TASK DIRECTIONS:
Identify each line holding the string "marker" and copy it.

START

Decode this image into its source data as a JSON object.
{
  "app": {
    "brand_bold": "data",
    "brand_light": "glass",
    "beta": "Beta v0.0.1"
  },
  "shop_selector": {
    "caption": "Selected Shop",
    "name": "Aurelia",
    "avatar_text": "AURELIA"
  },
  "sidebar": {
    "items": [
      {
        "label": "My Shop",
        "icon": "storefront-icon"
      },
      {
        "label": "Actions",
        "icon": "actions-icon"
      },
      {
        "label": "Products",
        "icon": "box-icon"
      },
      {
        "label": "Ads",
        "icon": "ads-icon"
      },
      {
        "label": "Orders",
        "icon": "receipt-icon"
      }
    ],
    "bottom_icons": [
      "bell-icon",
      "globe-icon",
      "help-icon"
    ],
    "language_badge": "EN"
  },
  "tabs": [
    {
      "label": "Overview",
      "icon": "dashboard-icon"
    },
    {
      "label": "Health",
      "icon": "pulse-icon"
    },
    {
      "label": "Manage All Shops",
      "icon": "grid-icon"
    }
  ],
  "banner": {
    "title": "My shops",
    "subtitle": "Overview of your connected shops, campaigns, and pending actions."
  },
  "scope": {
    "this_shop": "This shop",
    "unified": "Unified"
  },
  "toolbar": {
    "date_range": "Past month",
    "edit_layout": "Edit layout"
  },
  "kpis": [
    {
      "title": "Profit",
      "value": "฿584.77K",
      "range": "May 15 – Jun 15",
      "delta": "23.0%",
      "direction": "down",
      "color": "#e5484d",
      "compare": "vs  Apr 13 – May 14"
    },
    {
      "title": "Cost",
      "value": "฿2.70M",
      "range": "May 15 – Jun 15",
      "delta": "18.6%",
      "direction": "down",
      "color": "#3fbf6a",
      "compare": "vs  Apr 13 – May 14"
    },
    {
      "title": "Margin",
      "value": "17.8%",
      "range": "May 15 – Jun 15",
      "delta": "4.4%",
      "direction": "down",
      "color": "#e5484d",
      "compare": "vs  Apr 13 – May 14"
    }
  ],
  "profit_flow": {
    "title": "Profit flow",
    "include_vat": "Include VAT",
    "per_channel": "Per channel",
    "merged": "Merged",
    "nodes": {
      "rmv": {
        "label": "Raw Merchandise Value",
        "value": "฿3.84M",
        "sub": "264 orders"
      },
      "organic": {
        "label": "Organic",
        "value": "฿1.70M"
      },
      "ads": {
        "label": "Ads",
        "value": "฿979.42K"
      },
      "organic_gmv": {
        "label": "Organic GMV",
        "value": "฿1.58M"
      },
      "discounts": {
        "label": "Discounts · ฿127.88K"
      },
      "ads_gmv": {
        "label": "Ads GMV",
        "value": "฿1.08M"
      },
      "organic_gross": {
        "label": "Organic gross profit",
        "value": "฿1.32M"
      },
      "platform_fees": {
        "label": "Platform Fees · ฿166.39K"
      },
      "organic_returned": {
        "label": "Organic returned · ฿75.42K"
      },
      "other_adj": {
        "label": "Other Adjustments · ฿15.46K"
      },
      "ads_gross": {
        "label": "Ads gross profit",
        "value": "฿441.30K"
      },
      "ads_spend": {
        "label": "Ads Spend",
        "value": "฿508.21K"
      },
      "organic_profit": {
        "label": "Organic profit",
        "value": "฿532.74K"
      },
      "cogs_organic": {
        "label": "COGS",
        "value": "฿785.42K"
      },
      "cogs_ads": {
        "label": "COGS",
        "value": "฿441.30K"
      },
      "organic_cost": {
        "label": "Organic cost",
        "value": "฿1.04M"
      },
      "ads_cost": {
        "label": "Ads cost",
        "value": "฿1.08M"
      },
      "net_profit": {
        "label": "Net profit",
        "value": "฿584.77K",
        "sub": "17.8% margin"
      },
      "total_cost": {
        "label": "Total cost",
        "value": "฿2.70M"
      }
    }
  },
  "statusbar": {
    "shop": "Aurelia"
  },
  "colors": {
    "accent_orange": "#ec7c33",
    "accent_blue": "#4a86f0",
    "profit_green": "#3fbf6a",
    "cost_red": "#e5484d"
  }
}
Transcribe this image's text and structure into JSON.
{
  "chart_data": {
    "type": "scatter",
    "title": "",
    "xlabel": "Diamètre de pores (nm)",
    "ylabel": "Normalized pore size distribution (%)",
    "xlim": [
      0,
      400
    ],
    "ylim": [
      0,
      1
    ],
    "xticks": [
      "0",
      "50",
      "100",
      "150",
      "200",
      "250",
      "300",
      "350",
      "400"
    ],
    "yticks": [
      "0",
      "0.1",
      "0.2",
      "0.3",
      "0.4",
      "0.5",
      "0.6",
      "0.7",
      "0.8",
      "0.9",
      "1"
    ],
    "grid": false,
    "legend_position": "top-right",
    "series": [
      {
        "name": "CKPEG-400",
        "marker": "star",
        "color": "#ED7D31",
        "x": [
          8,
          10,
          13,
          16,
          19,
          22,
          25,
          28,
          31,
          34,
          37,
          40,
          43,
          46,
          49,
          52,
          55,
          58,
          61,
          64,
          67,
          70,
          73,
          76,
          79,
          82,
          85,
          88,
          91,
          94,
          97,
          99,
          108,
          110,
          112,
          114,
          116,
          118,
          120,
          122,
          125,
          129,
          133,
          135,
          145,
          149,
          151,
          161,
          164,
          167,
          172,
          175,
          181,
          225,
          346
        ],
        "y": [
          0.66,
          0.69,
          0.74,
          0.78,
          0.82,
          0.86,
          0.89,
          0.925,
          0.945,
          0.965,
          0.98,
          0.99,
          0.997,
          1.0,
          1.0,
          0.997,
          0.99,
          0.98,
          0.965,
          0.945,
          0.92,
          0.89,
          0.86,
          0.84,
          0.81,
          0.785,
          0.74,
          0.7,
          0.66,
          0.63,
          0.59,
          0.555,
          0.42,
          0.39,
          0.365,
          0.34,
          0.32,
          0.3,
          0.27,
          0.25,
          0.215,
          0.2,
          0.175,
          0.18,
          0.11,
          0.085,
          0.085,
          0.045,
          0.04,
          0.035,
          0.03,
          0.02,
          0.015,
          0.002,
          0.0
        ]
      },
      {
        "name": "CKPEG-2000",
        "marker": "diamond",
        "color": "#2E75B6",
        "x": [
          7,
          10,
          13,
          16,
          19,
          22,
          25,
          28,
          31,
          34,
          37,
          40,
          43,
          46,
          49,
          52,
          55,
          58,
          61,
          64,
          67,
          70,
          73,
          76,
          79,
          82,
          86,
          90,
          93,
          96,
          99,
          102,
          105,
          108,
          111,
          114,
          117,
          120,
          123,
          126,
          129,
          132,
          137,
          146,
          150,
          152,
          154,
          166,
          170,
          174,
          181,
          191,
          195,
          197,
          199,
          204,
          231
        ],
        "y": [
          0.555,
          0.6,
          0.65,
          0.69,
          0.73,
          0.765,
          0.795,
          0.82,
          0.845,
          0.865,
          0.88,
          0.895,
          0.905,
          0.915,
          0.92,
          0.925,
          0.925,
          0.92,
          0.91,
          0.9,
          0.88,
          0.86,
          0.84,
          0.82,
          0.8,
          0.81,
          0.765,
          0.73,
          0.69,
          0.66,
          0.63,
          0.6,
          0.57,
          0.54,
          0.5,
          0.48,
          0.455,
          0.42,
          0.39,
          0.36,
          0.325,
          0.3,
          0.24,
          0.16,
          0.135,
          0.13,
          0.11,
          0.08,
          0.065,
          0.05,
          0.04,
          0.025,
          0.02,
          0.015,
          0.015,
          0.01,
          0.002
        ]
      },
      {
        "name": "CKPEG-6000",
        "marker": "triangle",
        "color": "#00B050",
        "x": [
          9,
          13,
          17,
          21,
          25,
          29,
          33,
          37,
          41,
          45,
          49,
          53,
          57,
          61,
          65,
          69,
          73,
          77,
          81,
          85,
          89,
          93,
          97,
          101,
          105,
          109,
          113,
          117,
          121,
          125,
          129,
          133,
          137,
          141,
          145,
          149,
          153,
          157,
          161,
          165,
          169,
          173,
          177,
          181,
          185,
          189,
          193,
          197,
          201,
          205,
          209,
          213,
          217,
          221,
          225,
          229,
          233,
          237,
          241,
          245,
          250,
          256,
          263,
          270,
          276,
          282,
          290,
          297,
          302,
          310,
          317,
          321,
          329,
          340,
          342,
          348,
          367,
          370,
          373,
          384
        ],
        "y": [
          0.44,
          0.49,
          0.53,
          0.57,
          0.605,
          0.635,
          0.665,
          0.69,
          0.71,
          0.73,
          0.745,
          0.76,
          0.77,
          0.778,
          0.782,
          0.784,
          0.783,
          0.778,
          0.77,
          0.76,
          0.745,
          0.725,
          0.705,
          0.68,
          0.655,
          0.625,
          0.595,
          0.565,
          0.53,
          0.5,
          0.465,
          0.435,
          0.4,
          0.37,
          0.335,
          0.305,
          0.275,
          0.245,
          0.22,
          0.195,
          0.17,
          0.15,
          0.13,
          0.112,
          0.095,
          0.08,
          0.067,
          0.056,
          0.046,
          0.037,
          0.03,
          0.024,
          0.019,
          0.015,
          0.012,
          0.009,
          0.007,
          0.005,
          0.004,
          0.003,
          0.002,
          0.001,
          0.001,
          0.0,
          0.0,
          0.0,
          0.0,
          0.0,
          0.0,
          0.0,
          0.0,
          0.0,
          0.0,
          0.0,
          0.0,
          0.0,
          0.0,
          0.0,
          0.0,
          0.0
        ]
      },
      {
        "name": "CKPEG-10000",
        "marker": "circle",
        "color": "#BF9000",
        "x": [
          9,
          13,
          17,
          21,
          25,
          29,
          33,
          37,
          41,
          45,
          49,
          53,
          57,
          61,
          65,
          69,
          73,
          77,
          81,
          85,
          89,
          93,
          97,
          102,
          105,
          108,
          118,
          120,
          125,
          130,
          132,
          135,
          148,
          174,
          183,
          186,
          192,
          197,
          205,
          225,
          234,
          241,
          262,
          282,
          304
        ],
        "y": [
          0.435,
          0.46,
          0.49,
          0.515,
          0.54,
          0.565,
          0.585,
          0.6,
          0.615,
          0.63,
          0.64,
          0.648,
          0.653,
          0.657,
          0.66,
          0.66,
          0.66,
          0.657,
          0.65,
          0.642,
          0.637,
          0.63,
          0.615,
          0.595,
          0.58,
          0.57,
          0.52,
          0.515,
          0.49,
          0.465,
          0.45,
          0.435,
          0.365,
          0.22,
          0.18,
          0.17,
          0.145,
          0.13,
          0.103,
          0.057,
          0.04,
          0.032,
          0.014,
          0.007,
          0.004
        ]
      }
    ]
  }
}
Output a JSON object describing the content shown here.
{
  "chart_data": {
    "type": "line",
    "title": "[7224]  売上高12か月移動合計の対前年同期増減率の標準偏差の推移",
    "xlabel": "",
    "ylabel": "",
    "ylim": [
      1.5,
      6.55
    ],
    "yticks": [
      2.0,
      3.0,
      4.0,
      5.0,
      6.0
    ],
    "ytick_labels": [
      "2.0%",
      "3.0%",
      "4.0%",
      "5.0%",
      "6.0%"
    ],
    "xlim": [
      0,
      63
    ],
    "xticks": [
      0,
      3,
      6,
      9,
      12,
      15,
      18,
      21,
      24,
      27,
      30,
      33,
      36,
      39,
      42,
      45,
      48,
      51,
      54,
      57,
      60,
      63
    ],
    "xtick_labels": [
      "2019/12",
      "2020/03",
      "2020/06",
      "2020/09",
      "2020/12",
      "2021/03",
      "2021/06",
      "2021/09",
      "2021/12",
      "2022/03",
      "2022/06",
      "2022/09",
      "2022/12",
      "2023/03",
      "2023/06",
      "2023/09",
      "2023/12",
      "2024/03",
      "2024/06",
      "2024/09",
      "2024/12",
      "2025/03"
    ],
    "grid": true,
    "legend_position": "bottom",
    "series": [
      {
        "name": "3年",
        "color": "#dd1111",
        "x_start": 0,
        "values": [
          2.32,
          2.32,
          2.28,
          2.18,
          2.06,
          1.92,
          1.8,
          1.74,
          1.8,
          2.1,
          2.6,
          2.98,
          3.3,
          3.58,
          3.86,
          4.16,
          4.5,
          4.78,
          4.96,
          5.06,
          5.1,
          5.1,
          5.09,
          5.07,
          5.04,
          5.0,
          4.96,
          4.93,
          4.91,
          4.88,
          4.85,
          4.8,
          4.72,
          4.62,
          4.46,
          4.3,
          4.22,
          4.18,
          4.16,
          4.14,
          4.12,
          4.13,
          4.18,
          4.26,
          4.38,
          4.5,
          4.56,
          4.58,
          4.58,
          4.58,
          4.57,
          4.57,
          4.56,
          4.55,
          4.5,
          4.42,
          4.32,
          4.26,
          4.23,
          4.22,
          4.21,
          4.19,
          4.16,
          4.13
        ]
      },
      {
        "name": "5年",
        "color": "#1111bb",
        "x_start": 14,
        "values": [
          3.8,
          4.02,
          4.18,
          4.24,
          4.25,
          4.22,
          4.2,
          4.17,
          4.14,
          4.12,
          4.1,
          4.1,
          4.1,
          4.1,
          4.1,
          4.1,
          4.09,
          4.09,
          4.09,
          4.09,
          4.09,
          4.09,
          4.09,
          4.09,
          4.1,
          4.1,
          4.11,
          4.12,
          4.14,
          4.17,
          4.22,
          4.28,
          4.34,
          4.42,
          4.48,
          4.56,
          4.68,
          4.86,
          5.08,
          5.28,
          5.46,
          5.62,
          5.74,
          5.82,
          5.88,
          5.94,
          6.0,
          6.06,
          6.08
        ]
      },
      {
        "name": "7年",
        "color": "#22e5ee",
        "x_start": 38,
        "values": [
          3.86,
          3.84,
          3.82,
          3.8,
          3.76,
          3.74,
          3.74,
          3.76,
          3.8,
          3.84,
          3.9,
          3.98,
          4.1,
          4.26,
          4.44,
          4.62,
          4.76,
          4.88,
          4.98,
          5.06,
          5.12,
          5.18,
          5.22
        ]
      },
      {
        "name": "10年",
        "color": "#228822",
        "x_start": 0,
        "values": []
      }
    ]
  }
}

END

REPLY:
        "marker": "star",
        "marker": "diamond",
        "marker": "triangle",
        "marker": "circle",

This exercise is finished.